- _EXERCISE_
Please report how many lines of the following entries hold the word "memory", giving the number alone.

◆ ◆ ◆

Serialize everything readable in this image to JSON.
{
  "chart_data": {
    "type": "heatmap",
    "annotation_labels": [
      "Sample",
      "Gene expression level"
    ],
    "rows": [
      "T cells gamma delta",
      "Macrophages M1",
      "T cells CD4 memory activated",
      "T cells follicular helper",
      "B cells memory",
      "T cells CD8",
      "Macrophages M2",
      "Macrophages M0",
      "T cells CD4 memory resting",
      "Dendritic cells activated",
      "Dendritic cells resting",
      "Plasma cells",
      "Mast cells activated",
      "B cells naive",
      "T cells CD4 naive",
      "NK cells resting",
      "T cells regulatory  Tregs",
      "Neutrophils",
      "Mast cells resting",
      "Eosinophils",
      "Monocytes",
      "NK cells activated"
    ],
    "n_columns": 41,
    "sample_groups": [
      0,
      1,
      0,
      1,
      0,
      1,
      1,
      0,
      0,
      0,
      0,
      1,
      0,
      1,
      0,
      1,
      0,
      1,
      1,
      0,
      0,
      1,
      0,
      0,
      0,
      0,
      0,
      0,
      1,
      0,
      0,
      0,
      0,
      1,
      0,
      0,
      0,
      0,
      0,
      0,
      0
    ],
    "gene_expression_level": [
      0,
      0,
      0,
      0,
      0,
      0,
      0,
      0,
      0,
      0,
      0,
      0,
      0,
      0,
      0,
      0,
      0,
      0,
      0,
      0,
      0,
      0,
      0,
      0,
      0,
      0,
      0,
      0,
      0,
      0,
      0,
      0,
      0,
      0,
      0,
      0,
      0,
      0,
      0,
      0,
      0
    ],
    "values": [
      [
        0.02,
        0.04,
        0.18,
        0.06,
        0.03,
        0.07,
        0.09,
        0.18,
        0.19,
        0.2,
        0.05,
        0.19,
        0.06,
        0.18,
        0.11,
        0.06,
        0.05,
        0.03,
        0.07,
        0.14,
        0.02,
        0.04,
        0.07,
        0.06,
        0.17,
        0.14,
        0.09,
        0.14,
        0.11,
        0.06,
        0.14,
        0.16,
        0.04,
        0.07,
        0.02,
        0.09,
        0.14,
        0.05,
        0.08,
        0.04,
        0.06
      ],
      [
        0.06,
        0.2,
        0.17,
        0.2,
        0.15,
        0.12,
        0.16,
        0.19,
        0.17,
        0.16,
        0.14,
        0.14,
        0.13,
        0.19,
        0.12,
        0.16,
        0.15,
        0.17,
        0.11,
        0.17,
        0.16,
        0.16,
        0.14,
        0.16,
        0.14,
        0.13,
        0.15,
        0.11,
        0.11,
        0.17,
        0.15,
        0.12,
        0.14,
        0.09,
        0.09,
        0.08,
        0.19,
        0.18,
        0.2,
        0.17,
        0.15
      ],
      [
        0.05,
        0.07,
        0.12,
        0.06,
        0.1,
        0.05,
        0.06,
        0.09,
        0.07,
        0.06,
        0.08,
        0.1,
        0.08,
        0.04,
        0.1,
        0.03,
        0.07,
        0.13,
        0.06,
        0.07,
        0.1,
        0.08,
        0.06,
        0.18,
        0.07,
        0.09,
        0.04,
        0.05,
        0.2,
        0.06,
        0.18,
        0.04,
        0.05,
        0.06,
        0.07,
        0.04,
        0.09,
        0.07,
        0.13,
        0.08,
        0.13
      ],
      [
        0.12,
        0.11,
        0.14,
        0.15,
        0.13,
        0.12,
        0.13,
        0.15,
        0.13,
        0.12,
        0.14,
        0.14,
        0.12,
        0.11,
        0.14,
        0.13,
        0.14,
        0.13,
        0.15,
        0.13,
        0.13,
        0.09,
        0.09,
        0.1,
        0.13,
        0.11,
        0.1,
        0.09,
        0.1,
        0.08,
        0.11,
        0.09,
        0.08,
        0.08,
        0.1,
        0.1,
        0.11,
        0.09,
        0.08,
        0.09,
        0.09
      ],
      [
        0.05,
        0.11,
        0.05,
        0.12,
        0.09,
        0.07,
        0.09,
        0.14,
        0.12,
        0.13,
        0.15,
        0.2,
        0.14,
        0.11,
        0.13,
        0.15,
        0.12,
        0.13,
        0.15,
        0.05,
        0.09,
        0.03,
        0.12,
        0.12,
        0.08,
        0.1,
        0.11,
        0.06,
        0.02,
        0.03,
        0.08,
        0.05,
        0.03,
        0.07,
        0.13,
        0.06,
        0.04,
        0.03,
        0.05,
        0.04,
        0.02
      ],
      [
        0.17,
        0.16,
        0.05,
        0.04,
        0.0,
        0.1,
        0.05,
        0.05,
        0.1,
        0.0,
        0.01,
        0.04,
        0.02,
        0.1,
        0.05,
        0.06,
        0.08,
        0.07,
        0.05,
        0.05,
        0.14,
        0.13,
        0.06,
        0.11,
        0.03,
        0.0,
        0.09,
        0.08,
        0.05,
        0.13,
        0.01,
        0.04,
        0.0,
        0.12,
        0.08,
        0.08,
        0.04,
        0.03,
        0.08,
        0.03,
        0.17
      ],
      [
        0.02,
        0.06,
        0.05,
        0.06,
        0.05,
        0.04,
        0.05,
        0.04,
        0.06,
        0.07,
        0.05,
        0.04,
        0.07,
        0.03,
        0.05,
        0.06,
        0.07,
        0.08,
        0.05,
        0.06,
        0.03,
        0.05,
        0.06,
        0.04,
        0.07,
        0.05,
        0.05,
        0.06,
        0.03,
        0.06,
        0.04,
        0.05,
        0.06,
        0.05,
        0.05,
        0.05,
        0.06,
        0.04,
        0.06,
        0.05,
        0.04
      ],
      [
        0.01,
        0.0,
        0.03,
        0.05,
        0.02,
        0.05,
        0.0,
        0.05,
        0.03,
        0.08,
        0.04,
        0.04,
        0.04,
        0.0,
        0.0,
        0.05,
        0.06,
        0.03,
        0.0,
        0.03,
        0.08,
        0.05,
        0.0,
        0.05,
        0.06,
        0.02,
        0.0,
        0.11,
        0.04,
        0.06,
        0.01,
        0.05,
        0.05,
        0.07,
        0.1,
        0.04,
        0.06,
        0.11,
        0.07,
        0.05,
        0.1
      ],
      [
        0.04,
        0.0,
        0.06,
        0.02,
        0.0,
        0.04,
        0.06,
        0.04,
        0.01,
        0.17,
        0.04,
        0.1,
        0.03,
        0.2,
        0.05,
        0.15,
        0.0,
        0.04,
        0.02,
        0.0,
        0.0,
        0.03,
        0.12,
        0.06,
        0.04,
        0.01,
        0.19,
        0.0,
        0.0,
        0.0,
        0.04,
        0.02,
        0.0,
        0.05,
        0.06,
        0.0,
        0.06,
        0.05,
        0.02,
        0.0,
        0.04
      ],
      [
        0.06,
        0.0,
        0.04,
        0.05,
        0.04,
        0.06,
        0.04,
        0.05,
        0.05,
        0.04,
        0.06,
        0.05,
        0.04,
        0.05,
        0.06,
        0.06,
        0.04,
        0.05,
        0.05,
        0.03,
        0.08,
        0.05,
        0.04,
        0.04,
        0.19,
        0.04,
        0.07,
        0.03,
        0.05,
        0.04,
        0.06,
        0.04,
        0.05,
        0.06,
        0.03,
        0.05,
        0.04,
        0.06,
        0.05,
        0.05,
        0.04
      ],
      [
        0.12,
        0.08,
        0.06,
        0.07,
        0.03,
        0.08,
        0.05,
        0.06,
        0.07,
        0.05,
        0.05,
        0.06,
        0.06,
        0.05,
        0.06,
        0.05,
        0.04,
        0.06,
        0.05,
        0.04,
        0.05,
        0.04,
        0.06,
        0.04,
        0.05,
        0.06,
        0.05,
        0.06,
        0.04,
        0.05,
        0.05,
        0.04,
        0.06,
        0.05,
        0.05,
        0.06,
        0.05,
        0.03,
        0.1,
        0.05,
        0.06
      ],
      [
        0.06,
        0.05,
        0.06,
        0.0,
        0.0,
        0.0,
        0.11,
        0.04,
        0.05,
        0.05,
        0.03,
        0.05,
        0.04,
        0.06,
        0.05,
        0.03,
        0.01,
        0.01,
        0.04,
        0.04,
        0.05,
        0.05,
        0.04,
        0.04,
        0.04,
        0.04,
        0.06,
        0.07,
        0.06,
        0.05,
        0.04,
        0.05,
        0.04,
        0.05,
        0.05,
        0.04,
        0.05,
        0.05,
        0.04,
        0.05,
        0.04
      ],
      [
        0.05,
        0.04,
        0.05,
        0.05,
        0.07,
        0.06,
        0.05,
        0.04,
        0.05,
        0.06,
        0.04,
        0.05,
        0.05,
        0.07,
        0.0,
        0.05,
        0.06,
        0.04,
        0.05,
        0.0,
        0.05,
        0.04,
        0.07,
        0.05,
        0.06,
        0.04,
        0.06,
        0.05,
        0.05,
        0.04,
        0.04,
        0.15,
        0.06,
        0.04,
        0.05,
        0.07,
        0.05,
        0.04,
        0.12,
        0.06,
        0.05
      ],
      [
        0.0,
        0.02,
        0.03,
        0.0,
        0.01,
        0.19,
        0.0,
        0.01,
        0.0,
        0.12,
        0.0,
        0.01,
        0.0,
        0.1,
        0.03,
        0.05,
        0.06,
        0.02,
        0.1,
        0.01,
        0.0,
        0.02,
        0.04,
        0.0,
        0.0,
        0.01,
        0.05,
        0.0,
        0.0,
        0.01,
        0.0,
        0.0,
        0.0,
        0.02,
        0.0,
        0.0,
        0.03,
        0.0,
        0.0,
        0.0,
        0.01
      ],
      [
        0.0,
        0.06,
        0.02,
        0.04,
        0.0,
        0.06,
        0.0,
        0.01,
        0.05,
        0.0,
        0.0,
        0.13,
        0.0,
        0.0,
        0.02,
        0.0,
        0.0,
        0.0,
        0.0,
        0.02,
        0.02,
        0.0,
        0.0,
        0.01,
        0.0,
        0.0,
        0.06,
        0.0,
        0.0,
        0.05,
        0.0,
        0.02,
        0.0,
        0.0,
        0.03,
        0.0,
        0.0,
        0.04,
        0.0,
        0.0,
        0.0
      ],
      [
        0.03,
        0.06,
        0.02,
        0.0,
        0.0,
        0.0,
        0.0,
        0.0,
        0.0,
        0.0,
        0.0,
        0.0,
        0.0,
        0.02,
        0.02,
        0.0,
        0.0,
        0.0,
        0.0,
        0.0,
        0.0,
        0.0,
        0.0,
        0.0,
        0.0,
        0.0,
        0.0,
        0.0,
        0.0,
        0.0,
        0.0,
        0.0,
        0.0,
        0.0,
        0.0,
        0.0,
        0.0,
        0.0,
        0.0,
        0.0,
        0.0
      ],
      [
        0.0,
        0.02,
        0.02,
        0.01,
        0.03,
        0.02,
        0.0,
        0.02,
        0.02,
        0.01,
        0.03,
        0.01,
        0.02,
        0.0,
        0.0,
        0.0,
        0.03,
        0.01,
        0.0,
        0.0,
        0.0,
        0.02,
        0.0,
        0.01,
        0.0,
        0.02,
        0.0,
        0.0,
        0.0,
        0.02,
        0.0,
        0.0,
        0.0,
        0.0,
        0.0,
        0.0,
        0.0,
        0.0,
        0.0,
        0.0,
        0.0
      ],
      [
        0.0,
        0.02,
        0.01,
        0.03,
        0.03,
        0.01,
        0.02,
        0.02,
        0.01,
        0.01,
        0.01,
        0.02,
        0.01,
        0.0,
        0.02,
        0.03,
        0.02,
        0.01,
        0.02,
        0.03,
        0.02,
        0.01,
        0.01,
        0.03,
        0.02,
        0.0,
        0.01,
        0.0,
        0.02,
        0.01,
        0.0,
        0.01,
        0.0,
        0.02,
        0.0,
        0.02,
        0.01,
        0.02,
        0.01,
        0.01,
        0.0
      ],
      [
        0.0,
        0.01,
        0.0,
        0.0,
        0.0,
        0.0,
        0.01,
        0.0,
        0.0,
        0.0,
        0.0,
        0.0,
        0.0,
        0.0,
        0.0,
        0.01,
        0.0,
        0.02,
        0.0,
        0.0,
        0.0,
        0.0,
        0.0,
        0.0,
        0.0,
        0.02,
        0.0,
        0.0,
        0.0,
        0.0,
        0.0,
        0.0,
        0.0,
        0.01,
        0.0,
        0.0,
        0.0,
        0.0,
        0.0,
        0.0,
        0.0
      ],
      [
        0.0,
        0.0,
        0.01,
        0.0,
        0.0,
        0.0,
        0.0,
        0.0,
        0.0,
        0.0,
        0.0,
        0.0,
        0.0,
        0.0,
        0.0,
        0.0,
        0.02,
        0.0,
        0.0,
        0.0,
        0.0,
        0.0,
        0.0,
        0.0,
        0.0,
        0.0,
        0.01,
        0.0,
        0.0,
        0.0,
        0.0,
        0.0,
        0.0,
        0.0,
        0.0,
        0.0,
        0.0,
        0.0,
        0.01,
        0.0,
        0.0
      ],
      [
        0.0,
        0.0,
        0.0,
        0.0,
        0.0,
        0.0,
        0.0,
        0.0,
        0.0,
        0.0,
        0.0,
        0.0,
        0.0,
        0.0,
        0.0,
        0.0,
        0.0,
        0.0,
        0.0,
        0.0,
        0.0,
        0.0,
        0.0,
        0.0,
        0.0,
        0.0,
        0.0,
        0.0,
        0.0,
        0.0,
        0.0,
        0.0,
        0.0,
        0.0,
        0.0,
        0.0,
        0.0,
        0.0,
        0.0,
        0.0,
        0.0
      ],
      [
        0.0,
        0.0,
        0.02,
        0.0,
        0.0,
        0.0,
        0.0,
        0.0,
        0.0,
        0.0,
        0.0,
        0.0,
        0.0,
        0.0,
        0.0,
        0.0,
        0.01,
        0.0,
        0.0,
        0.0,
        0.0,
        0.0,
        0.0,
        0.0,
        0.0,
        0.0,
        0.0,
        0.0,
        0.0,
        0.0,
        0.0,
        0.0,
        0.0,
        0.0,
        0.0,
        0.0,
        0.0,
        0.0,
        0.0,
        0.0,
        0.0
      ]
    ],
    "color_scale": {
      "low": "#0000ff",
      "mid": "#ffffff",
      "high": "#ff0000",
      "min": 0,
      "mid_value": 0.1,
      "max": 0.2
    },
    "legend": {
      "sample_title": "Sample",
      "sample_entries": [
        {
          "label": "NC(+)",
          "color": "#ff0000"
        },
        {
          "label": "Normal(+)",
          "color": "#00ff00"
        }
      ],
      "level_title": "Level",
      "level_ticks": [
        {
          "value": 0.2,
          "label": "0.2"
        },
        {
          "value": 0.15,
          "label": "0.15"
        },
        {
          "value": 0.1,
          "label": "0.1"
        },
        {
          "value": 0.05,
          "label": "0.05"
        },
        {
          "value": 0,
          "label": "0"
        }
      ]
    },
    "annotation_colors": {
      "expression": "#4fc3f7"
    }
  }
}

◆ ◆ ◆

- _RESULT OF THE EXERCISE_
3